Print the data exactly as it is given, please.

[Rows from a dataset]
■ ■ ■
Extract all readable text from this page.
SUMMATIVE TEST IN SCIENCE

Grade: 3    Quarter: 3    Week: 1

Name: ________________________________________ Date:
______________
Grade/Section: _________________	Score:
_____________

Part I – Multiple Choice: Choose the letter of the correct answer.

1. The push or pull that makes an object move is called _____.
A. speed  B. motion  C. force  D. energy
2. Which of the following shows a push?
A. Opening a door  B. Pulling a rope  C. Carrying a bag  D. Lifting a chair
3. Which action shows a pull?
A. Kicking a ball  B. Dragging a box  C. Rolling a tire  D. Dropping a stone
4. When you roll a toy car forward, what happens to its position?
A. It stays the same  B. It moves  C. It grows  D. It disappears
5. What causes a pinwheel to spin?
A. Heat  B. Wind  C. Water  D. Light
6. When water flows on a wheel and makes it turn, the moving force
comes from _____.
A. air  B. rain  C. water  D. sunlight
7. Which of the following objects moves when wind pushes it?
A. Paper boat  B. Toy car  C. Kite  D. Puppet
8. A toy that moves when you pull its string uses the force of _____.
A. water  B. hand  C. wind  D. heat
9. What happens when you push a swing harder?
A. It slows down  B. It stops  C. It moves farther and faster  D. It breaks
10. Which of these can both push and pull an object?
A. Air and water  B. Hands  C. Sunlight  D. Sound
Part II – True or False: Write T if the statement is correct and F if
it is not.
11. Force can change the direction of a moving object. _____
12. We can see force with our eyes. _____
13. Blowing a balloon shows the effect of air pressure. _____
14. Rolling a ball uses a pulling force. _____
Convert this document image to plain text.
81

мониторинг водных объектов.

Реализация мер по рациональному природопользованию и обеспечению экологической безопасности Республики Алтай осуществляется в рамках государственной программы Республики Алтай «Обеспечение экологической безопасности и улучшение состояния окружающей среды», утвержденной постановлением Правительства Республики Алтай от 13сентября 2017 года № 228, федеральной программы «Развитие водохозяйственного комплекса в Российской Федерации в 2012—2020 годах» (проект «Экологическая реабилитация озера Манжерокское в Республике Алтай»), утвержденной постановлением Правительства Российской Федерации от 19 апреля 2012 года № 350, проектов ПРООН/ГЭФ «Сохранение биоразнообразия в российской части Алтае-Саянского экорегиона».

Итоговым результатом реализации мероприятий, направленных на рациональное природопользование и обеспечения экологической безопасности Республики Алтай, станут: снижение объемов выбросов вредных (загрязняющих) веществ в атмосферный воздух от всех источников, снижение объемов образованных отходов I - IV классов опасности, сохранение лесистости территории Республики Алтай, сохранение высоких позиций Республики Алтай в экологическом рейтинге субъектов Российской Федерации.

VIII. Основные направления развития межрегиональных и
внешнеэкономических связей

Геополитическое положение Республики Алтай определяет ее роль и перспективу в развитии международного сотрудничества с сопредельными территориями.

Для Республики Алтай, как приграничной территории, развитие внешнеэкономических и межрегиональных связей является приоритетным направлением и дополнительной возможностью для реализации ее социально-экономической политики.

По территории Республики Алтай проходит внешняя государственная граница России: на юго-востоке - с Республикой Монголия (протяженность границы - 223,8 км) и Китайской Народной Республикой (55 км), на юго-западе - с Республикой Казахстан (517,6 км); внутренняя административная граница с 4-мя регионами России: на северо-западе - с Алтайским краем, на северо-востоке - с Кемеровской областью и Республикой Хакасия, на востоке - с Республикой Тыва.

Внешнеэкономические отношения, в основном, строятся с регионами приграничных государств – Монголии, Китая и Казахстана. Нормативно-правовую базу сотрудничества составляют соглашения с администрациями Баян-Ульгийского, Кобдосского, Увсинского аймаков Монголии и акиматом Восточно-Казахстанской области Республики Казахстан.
■ ■ ■
Answer to this exercise:
Extract all readable text from this page.
SUMMATIVE TEST IN SCIENCE

Grade: 3    Quarter: 3    Week: 1

Name: ________________________________________ Date:
______________
Grade/Section: _________________	Score:
_____________

Part I – Multiple Choice: Choose the letter of the correct answer.

1. The push or pull that makes an object move is called _____.
A. speed  B. motion  C. force  D. energy
2. Which of the following shows a push?
A. Opening a door  B. Pulling a rope  C. Carrying a bag  D. Lifting a chair
3. Which action shows a pull?
A. Kicking a ball  B. Dragging a box  C. Rolling a tire  D. Dropping a stone
4. When you roll a toy car forward, what happens to its position?
A. It stays the same  B. It moves  C. It grows  D. It disappears
5. What causes a pinwheel to spin?
A. Heat  B. Wind  C. Water  D. Light
6. When water flows on a wheel and makes it turn, the moving force
comes from _____.
A. air  B. rain  C. water  D. sunlight
7. Which of the following objects moves when wind pushes it?
A. Paper boat  B. Toy car  C. Kite  D. Puppet
8. A toy that moves when you pull its string uses the force of _____.
A. water  B. hand  C. wind  D. heat
9. What happens when you push a swing harder?
A. It slows down  B. It stops  C. It moves farther and faster  D. It breaks
10. Which of these can both push and pull an object?
A. Air and water  B. Hands  C. Sunlight  D. Sound
Part II – True or False: Write T if the statement is correct and F if
it is not.
11. Force can change the direction of a moving object. _____
12. We can see force with our eyes. _____
13. Blowing a balloon shows the effect of air pressure. _____
14. Rolling a ball uses a pulling force. _____
Convert this document image to plain text.
81

мониторинг водных объектов.

Реализация мер по рациональному природопользованию и обеспечению экологической безопасности Республики Алтай осуществляется в рамках государственной программы Республики Алтай «Обеспечение экологической безопасности и улучшение состояния окружающей среды», утвержденной постановлением Правительства Республики Алтай от 13сентября 2017 года № 228, федеральной программы «Развитие водохозяйственного комплекса в Российской Федерации в 2012—2020 годах» (проект «Экологическая реабилитация озера Манжерокское в Республике Алтай»), утвержденной постановлением Правительства Российской Федерации от 19 апреля 2012 года № 350, проектов ПРООН/ГЭФ «Сохранение биоразнообразия в российской части Алтае-Саянского экорегиона».

Итоговым результатом реализации мероприятий, направленных на рациональное природопользование и обеспечения экологической безопасности Республики Алтай, станут: снижение объемов выбросов вредных (загрязняющих) веществ в атмосферный воздух от всех источников, снижение объемов образованных отходов I - IV классов опасности, сохранение лесистости территории Республики Алтай, сохранение высоких позиций Республики Алтай в экологическом рейтинге субъектов Российской Федерации.

VIII. Основные направления развития межрегиональных и
внешнеэкономических связей

Геополитическое положение Республики Алтай определяет ее роль и перспективу в развитии международного сотрудничества с сопредельными территориями.

Для Республики Алтай, как приграничной территории, развитие внешнеэкономических и межрегиональных связей является приоритетным направлением и дополнительной возможностью для реализации ее социально-экономической политики.

По территории Республики Алтай проходит внешняя государственная граница России: на юго-востоке - с Республикой Монголия (протяженность границы - 223,8 км) и Китайской Народной Республикой (55 км), на юго-западе - с Республикой Казахстан (517,6 км); внутренняя административная граница с 4-мя регионами России: на северо-западе - с Алтайским краем, на северо-востоке - с Кемеровской областью и Республикой Хакасия, на востоке - с Республикой Тыва.

Внешнеэкономические отношения, в основном, строятся с регионами приграничных государств – Монголии, Китая и Казахстана. Нормативно-правовую базу сотрудничества составляют соглашения с администрациями Баян-Ульгийского, Кобдосского, Увсинского аймаков Монголии и акиматом Восточно-Казахстанской области Республики Казахстан.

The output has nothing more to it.